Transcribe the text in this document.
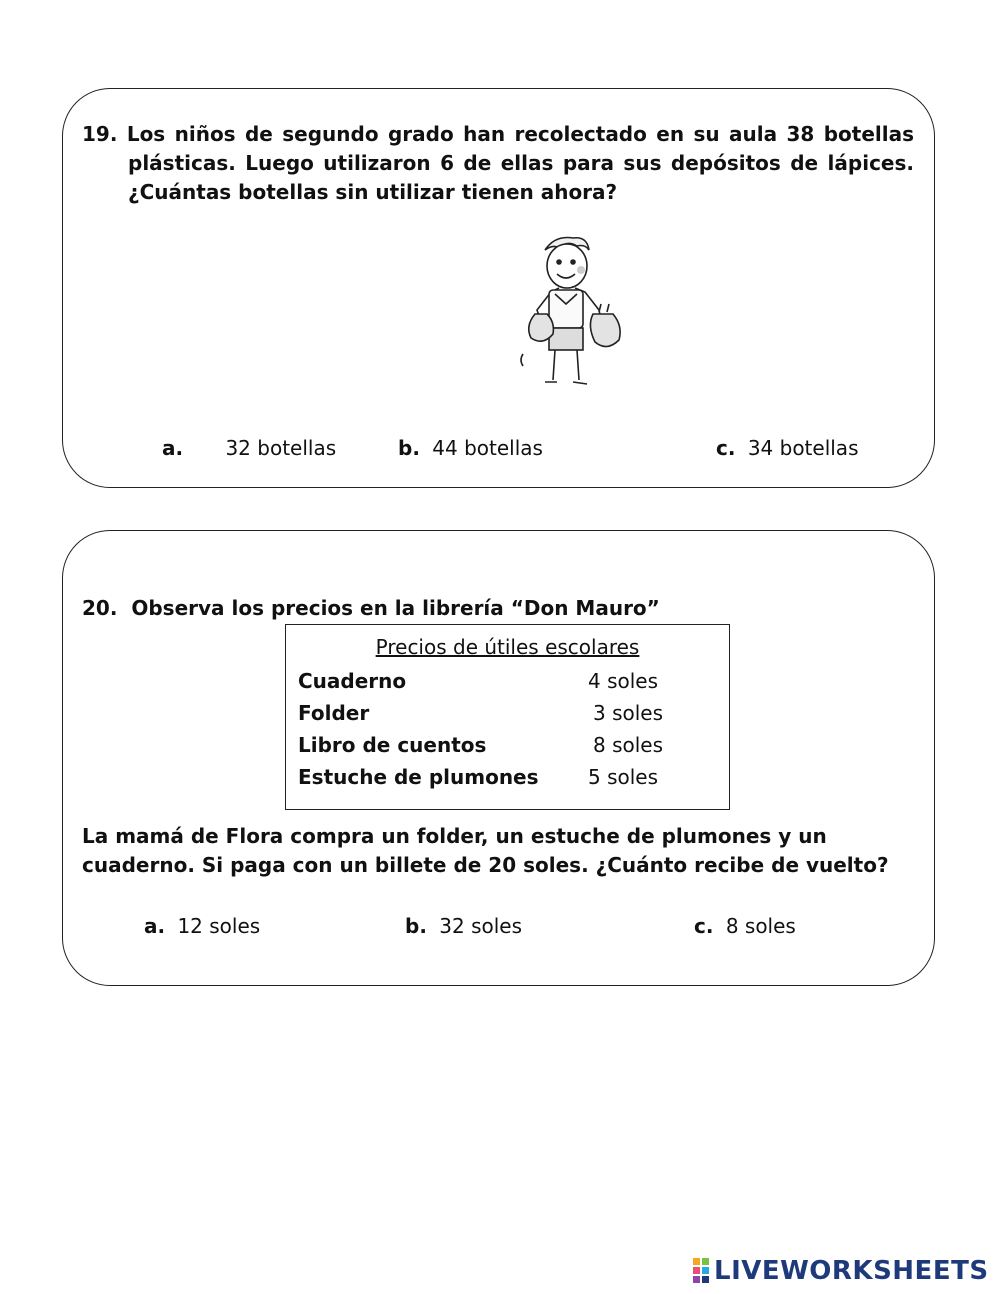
19. Los niños de segundo grado han recolectado en su aula 38 botellas plásticas. Luego utilizaron 6 de ellas para sus depósitos de lápices. ¿Cuántas botellas sin utilizar tienen ahora?
a. 32 botellas	b. 44 botellas	c. 34 botellas
20.  Observa los precios en la librería “Don Mauro”
Precios de útiles escolares
Cuaderno	4 soles
Folder	3 soles
Libro de cuentos	8 soles
Estuche de plumones 5 soles
La mamá de Flora compra un folder, un estuche de plumones y un cuaderno. Si paga con un billete de 20 soles. ¿Cuánto recibe de vuelto?
a. 12 soles	b. 32 soles	c. 8 soles
LIVEWORKSHEETS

-------

Stated goal >>
Print out the whole of the material word for word, without pictures.

Answer to the exercise >>
Transcribe the text in this document.
19. Los niños de segundo grado han recolectado en su aula 38 botellas plásticas. Luego utilizaron 6 de ellas para sus depósitos de lápices. ¿Cuántas botellas sin utilizar tienen ahora?
a. 32 botellas	b. 44 botellas	c. 34 botellas
20.  Observa los precios en la librería “Don Mauro”
Precios de útiles escolares
Cuaderno	4 soles
Folder	3 soles
Libro de cuentos	8 soles
Estuche de plumones 5 soles
La mamá de Flora compra un folder, un estuche de plumones y un cuaderno. Si paga con un billete de 20 soles. ¿Cuánto recibe de vuelto?
a. 12 soles	b. 32 soles	c. 8 soles
LIVEWORKSHEETS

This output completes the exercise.